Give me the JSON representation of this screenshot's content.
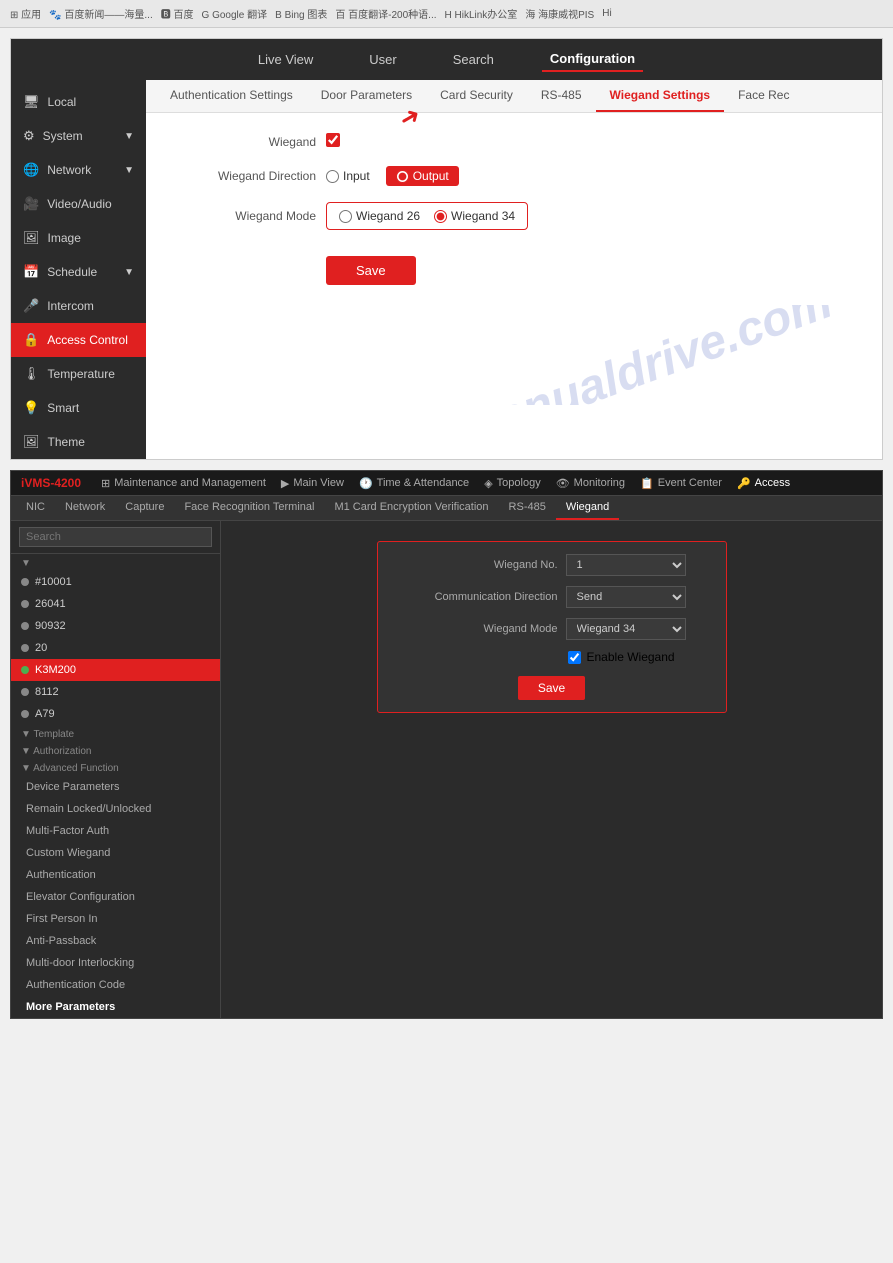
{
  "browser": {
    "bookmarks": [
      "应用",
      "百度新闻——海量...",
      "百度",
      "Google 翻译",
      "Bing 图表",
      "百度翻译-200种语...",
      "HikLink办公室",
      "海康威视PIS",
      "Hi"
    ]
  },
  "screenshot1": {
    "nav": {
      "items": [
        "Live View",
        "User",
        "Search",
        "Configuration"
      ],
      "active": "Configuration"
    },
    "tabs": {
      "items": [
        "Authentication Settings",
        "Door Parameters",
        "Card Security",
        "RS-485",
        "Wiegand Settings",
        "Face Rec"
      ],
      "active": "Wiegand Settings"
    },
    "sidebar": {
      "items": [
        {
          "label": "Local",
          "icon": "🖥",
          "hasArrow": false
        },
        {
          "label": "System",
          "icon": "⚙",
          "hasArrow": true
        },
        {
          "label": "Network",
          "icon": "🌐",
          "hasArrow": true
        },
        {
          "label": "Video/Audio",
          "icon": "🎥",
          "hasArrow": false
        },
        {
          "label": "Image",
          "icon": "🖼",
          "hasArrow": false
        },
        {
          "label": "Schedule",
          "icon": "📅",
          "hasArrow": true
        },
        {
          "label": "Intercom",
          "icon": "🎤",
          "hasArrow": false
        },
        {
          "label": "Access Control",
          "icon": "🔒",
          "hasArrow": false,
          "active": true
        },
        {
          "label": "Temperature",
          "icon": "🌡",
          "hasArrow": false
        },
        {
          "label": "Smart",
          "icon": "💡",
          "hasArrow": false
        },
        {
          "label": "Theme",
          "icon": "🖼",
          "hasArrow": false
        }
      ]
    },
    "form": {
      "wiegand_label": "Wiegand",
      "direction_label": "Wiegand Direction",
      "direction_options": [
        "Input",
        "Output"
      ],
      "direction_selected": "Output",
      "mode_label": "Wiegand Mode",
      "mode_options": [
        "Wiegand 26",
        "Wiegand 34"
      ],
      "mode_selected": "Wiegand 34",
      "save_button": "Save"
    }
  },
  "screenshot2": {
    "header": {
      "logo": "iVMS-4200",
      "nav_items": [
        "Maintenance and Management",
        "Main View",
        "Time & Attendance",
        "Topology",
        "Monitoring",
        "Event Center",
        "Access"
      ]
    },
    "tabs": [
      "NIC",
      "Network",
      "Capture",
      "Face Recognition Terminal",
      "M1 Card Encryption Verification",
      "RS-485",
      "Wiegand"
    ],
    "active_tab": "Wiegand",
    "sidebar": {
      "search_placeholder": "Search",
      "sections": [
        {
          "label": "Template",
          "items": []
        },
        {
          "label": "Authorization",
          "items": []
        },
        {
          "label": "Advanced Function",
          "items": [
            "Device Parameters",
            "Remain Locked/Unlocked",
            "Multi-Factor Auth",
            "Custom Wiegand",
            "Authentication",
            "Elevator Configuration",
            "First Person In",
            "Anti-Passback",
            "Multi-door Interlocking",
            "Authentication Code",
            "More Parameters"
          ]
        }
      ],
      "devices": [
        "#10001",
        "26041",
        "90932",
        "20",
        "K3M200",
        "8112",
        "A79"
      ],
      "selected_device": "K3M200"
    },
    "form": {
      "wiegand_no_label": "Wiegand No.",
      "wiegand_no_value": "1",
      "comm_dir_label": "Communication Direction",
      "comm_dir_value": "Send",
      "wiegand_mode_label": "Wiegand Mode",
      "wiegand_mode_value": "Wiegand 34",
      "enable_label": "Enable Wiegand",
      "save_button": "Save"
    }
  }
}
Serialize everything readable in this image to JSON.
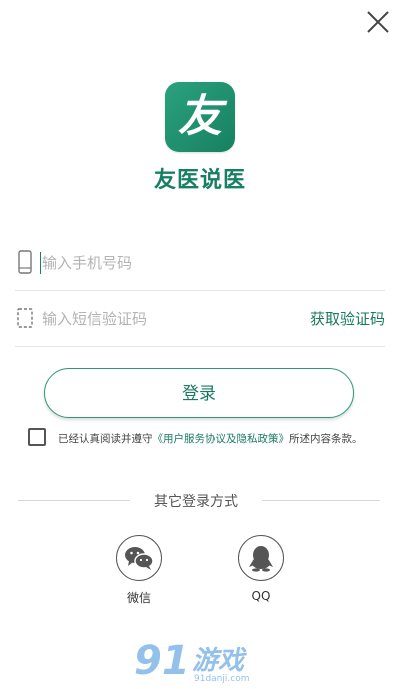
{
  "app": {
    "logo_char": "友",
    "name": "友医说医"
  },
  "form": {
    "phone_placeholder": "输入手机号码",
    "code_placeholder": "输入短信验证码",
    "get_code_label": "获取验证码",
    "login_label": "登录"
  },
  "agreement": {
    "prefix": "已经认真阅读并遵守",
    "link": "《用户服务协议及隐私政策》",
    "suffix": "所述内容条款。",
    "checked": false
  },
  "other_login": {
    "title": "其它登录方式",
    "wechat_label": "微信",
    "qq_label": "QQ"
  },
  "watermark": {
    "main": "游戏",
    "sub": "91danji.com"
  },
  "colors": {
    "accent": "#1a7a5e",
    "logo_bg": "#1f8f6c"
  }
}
_ _ _ _
What you should do:
Exact duplication of all the records is required; pictures are omitted from the copy.

Result:
Give me the JSON representation of this screenshot's content.
{
  "browser": {
    "bookmarks": [
      "应用",
      "百度新闻——海量...",
      "百度",
      "Google 翻译",
      "Bing 图表",
      "百度翻译-200种语...",
      "HikLink办公室",
      "海康威视PIS",
      "Hi"
    ]
  },
  "screenshot1": {
    "nav": {
      "items": [
        "Live View",
        "User",
        "Search",
        "Configuration"
      ],
      "active": "Configuration"
    },
    "tabs": {
      "items": [
        "Authentication Settings",
        "Door Parameters",
        "Card Security",
        "RS-485",
        "Wiegand Settings",
        "Face Rec"
      ],
      "active": "Wiegand Settings"
    },
    "sidebar": {
      "items": [
        {
          "label": "Local",
          "icon": "🖥",
          "hasArrow": false
        },
        {
          "label": "System",
          "icon": "⚙",
          "hasArrow": true
        },
        {
          "label": "Network",
          "icon": "🌐",
          "hasArrow": true
        },
        {
          "label": "Video/Audio",
          "icon": "🎥",
          "hasArrow": false
        },
        {
          "label": "Image",
          "icon": "🖼",
          "hasArrow": false
        },
        {
          "label": "Schedule",
          "icon": "📅",
          "hasArrow": true
        },
        {
          "label": "Intercom",
          "icon": "🎤",
          "hasArrow": false
        },
        {
          "label": "Access Control",
          "icon": "🔒",
          "hasArrow": false,
          "active": true
        },
        {
          "label": "Temperature",
          "icon": "🌡",
          "hasArrow": false
        },
        {
          "label": "Smart",
          "icon": "💡",
          "hasArrow": false
        },
        {
          "label": "Theme",
          "icon": "🖼",
          "hasArrow": false
        }
      ]
    },
    "form": {
      "wiegand_label": "Wiegand",
      "direction_label": "Wiegand Direction",
      "direction_options": [
        "Input",
        "Output"
      ],
      "direction_selected": "Output",
      "mode_label": "Wiegand Mode",
      "mode_options": [
        "Wiegand 26",
        "Wiegand 34"
      ],
      "mode_selected": "Wiegand 34",
      "save_button": "Save"
    }
  },
  "screenshot2": {
    "header": {
      "logo": "iVMS-4200",
      "nav_items": [
        "Maintenance and Management",
        "Main View",
        "Time & Attendance",
        "Topology",
        "Monitoring",
        "Event Center",
        "Access"
      ]
    },
    "tabs": [
      "NIC",
      "Network",
      "Capture",
      "Face Recognition Terminal",
      "M1 Card Encryption Verification",
      "RS-485",
      "Wiegand"
    ],
    "active_tab": "Wiegand",
    "sidebar": {
      "search_placeholder": "Search",
      "sections": [
        {
          "label": "Template",
          "items": []
        },
        {
          "label": "Authorization",
          "items": []
        },
        {
          "label": "Advanced Function",
          "items": [
            "Device Parameters",
            "Remain Locked/Unlocked",
            "Multi-Factor Auth",
            "Custom Wiegand",
            "Authentication",
            "Elevator Configuration",
            "First Person In",
            "Anti-Passback",
            "Multi-door Interlocking",
            "Authentication Code",
            "More Parameters"
          ]
        }
      ],
      "devices": [
        "#10001",
        "26041",
        "90932",
        "20",
        "K3M200",
        "8112",
        "A79"
      ],
      "selected_device": "K3M200"
    },
    "form": {
      "wiegand_no_label": "Wiegand No.",
      "wiegand_no_value": "1",
      "comm_dir_label": "Communication Direction",
      "comm_dir_value": "Send",
      "wiegand_mode_label": "Wiegand Mode",
      "wiegand_mode_value": "Wiegand 34",
      "enable_label": "Enable Wiegand",
      "save_button": "Save"
    }
  }
}
Serialize everything readable in this image to JSON.
{
  "app": {
    "logo_char": "友",
    "name": "友医说医"
  },
  "form": {
    "phone_placeholder": "输入手机号码",
    "code_placeholder": "输入短信验证码",
    "get_code_label": "获取验证码",
    "login_label": "登录"
  },
  "agreement": {
    "prefix": "已经认真阅读并遵守",
    "link": "《用户服务协议及隐私政策》",
    "suffix": "所述内容条款。",
    "checked": false
  },
  "other_login": {
    "title": "其它登录方式",
    "wechat_label": "微信",
    "qq_label": "QQ"
  },
  "watermark": {
    "main": "游戏",
    "sub": "91danji.com"
  },
  "colors": {
    "accent": "#1a7a5e",
    "logo_bg": "#1f8f6c"
  }
}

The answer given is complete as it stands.